Start of DATA FOR THIS EXERCISE

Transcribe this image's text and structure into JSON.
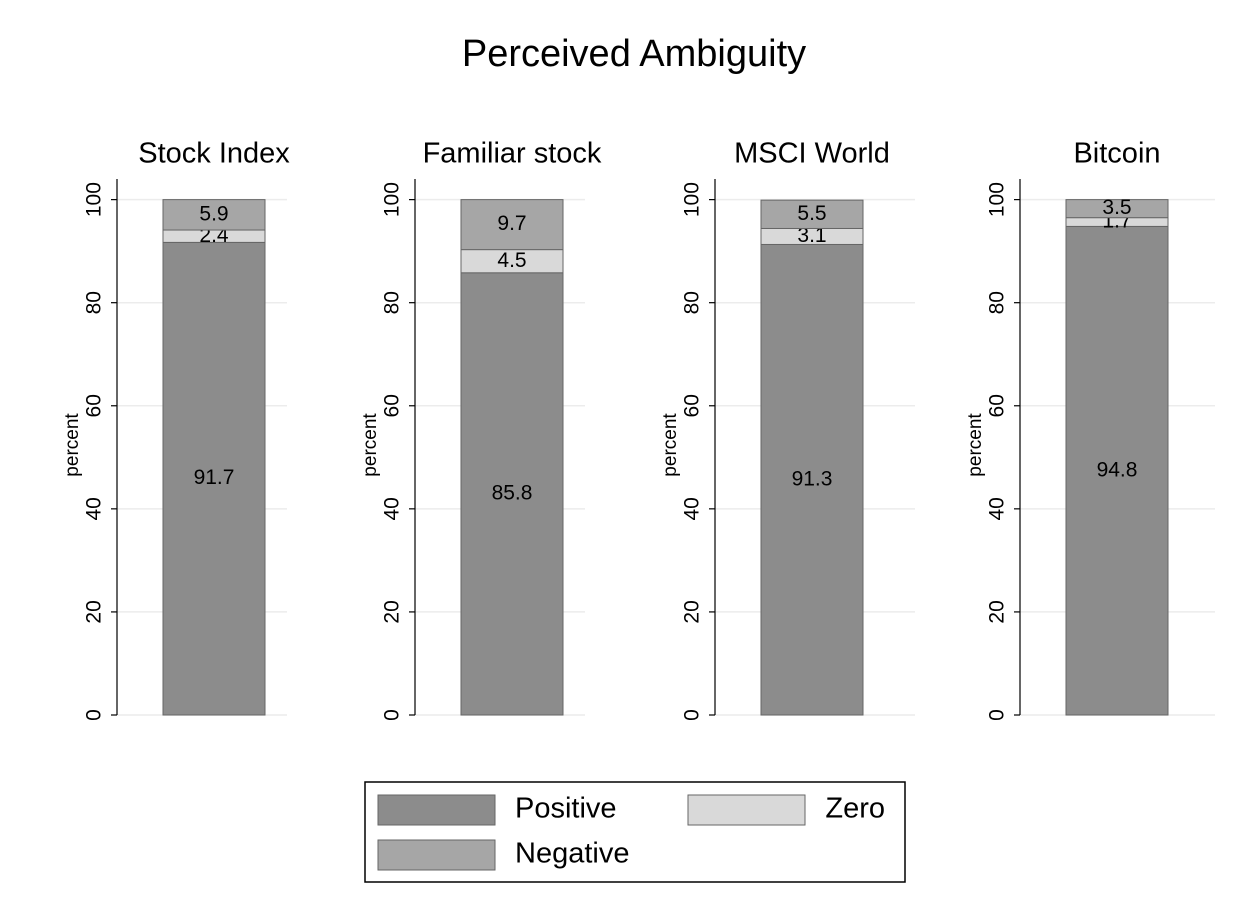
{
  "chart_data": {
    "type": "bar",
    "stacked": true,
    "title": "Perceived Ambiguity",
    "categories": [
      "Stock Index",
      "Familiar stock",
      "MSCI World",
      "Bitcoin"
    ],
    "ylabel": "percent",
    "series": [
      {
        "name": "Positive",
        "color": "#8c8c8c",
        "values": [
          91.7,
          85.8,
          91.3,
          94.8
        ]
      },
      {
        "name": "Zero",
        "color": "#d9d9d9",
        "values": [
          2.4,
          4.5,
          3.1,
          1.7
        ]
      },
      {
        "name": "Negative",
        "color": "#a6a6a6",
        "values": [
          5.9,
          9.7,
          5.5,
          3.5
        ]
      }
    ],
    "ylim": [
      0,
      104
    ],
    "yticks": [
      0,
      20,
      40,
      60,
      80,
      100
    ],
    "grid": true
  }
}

End of DATA FOR THIS EXERCISE

DIRECTIONS:
Copy every record character for character. Skip the pictures.

THE REPLY:
Transcribe this image's text and structure into JSON.
{
  "chart_data": {
    "type": "bar",
    "stacked": true,
    "title": "Perceived Ambiguity",
    "categories": [
      "Stock Index",
      "Familiar stock",
      "MSCI World",
      "Bitcoin"
    ],
    "ylabel": "percent",
    "series": [
      {
        "name": "Positive",
        "color": "#8c8c8c",
        "values": [
          91.7,
          85.8,
          91.3,
          94.8
        ]
      },
      {
        "name": "Zero",
        "color": "#d9d9d9",
        "values": [
          2.4,
          4.5,
          3.1,
          1.7
        ]
      },
      {
        "name": "Negative",
        "color": "#a6a6a6",
        "values": [
          5.9,
          9.7,
          5.5,
          3.5
        ]
      }
    ],
    "ylim": [
      0,
      104
    ],
    "yticks": [
      0,
      20,
      40,
      60,
      80,
      100
    ],
    "grid": true
  }
}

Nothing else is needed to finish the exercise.